## begin DATA SUPPLIED
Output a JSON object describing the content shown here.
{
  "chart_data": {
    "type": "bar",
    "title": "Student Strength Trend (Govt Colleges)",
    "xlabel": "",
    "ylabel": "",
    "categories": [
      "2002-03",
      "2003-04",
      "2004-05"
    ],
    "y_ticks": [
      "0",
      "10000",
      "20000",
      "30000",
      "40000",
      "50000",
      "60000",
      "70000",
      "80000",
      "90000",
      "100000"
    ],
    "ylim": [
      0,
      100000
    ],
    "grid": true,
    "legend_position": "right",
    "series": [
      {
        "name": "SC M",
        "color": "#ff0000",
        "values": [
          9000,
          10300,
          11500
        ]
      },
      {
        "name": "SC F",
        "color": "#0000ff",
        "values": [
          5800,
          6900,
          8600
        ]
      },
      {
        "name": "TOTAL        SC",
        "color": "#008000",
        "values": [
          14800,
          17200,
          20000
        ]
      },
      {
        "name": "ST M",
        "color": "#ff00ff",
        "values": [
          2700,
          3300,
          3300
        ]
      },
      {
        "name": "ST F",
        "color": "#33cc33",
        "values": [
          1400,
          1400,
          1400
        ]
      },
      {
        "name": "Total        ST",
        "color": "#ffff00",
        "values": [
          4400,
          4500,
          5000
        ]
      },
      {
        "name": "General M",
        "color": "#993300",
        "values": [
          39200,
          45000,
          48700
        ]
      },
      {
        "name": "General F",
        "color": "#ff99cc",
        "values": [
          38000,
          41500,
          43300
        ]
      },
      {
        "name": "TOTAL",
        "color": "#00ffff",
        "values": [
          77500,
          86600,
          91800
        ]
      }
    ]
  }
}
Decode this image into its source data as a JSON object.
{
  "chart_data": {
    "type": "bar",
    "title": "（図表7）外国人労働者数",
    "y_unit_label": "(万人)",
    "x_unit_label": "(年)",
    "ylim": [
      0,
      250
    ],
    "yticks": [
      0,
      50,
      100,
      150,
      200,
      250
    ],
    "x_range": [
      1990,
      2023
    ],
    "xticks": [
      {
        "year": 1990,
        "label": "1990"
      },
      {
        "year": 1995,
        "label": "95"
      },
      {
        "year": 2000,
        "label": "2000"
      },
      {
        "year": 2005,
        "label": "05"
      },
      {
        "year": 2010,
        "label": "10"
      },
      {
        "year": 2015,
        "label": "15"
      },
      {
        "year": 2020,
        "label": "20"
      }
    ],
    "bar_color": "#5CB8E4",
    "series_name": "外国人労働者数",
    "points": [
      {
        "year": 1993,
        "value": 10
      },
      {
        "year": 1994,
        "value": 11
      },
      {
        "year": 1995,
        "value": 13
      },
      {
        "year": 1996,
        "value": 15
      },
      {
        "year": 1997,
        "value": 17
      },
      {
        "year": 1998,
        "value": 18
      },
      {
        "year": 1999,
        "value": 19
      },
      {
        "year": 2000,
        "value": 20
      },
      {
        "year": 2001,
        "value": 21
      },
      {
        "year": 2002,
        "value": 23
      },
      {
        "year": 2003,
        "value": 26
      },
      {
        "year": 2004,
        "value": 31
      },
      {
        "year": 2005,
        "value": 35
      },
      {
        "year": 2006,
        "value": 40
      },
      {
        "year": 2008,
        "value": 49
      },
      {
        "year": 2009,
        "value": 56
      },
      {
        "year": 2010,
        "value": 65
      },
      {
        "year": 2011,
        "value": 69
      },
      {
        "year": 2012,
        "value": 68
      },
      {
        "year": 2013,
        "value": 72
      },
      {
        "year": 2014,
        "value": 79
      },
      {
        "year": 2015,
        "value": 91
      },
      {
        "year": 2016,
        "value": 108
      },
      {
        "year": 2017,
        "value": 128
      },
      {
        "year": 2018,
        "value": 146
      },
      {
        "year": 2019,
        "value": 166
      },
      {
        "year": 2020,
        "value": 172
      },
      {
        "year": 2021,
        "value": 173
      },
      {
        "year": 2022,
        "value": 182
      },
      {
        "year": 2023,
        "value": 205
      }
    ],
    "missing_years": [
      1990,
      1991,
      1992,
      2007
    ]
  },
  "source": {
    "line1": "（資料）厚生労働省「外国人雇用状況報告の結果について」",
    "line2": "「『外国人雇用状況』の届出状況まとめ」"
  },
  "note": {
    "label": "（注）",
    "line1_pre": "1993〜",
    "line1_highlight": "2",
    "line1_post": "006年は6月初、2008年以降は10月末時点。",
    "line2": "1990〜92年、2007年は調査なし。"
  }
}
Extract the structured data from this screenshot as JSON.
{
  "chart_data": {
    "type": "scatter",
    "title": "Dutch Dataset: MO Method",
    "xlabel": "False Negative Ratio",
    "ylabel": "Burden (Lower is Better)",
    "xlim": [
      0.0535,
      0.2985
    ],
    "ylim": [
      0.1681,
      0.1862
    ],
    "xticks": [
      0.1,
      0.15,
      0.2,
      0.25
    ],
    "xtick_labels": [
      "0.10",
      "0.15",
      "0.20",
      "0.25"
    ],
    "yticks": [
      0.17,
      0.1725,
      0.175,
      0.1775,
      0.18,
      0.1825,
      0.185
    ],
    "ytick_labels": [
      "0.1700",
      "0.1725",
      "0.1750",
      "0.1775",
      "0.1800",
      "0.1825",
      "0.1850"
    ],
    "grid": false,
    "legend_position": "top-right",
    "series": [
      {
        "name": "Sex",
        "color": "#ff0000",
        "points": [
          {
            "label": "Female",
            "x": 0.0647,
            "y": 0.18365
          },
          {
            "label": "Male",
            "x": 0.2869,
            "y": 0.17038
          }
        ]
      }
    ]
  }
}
## end DATA SUPPLIED
Repeat the entries exactly, all of them.

Output a JSON object describing the content shown here.
{
  "chart_data": {
    "type": "bar",
    "title": "Student Strength Trend (Govt Colleges)",
    "xlabel": "",
    "ylabel": "",
    "categories": [
      "2002-03",
      "2003-04",
      "2004-05"
    ],
    "y_ticks": [
      "0",
      "10000",
      "20000",
      "30000",
      "40000",
      "50000",
      "60000",
      "70000",
      "80000",
      "90000",
      "100000"
    ],
    "ylim": [
      0,
      100000
    ],
    "grid": true,
    "legend_position": "right",
    "series": [
      {
        "name": "SC M",
        "color": "#ff0000",
        "values": [
          9000,
          10300,
          11500
        ]
      },
      {
        "name": "SC F",
        "color": "#0000ff",
        "values": [
          5800,
          6900,
          8600
        ]
      },
      {
        "name": "TOTAL        SC",
        "color": "#008000",
        "values": [
          14800,
          17200,
          20000
        ]
      },
      {
        "name": "ST M",
        "color": "#ff00ff",
        "values": [
          2700,
          3300,
          3300
        ]
      },
      {
        "name": "ST F",
        "color": "#33cc33",
        "values": [
          1400,
          1400,
          1400
        ]
      },
      {
        "name": "Total        ST",
        "color": "#ffff00",
        "values": [
          4400,
          4500,
          5000
        ]
      },
      {
        "name": "General M",
        "color": "#993300",
        "values": [
          39200,
          45000,
          48700
        ]
      },
      {
        "name": "General F",
        "color": "#ff99cc",
        "values": [
          38000,
          41500,
          43300
        ]
      },
      {
        "name": "TOTAL",
        "color": "#00ffff",
        "values": [
          77500,
          86600,
          91800
        ]
      }
    ]
  }
}
Decode this image into its source data as a JSON object.
{
  "chart_data": {
    "type": "bar",
    "title": "（図表7）外国人労働者数",
    "y_unit_label": "(万人)",
    "x_unit_label": "(年)",
    "ylim": [
      0,
      250
    ],
    "yticks": [
      0,
      50,
      100,
      150,
      200,
      250
    ],
    "x_range": [
      1990,
      2023
    ],
    "xticks": [
      {
        "year": 1990,
        "label": "1990"
      },
      {
        "year": 1995,
        "label": "95"
      },
      {
        "year": 2000,
        "label": "2000"
      },
      {
        "year": 2005,
        "label": "05"
      },
      {
        "year": 2010,
        "label": "10"
      },
      {
        "year": 2015,
        "label": "15"
      },
      {
        "year": 2020,
        "label": "20"
      }
    ],
    "bar_color": "#5CB8E4",
    "series_name": "外国人労働者数",
    "points": [
      {
        "year": 1993,
        "value": 10
      },
      {
        "year": 1994,
        "value": 11
      },
      {
        "year": 1995,
        "value": 13
      },
      {
        "year": 1996,
        "value": 15
      },
      {
        "year": 1997,
        "value": 17
      },
      {
        "year": 1998,
        "value": 18
      },
      {
        "year": 1999,
        "value": 19
      },
      {
        "year": 2000,
        "value": 20
      },
      {
        "year": 2001,
        "value": 21
      },
      {
        "year": 2002,
        "value": 23
      },
      {
        "year": 2003,
        "value": 26
      },
      {
        "year": 2004,
        "value": 31
      },
      {
        "year": 2005,
        "value": 35
      },
      {
        "year": 2006,
        "value": 40
      },
      {
        "year": 2008,
        "value": 49
      },
      {
        "year": 2009,
        "value": 56
      },
      {
        "year": 2010,
        "value": 65
      },
      {
        "year": 2011,
        "value": 69
      },
      {
        "year": 2012,
        "value": 68
      },
      {
        "year": 2013,
        "value": 72
      },
      {
        "year": 2014,
        "value": 79
      },
      {
        "year": 2015,
        "value": 91
      },
      {
        "year": 2016,
        "value": 108
      },
      {
        "year": 2017,
        "value": 128
      },
      {
        "year": 2018,
        "value": 146
      },
      {
        "year": 2019,
        "value": 166
      },
      {
        "year": 2020,
        "value": 172
      },
      {
        "year": 2021,
        "value": 173
      },
      {
        "year": 2022,
        "value": 182
      },
      {
        "year": 2023,
        "value": 205
      }
    ],
    "missing_years": [
      1990,
      1991,
      1992,
      2007
    ]
  },
  "source": {
    "line1": "（資料）厚生労働省「外国人雇用状況報告の結果について」",
    "line2": "「『外国人雇用状況』の届出状況まとめ」"
  },
  "note": {
    "label": "（注）",
    "line1_pre": "1993〜",
    "line1_highlight": "2",
    "line1_post": "006年は6月初、2008年以降は10月末時点。",
    "line2": "1990〜92年、2007年は調査なし。"
  }
}
Extract the structured data from this screenshot as JSON.
{
  "chart_data": {
    "type": "scatter",
    "title": "Dutch Dataset: MO Method",
    "xlabel": "False Negative Ratio",
    "ylabel": "Burden (Lower is Better)",
    "xlim": [
      0.0535,
      0.2985
    ],
    "ylim": [
      0.1681,
      0.1862
    ],
    "xticks": [
      0.1,
      0.15,
      0.2,
      0.25
    ],
    "xtick_labels": [
      "0.10",
      "0.15",
      "0.20",
      "0.25"
    ],
    "yticks": [
      0.17,
      0.1725,
      0.175,
      0.1775,
      0.18,
      0.1825,
      0.185
    ],
    "ytick_labels": [
      "0.1700",
      "0.1725",
      "0.1750",
      "0.1775",
      "0.1800",
      "0.1825",
      "0.1850"
    ],
    "grid": false,
    "legend_position": "top-right",
    "series": [
      {
        "name": "Sex",
        "color": "#ff0000",
        "points": [
          {
            "label": "Female",
            "x": 0.0647,
            "y": 0.18365
          },
          {
            "label": "Male",
            "x": 0.2869,
            "y": 0.17038
          }
        ]
      }
    ]
  }
}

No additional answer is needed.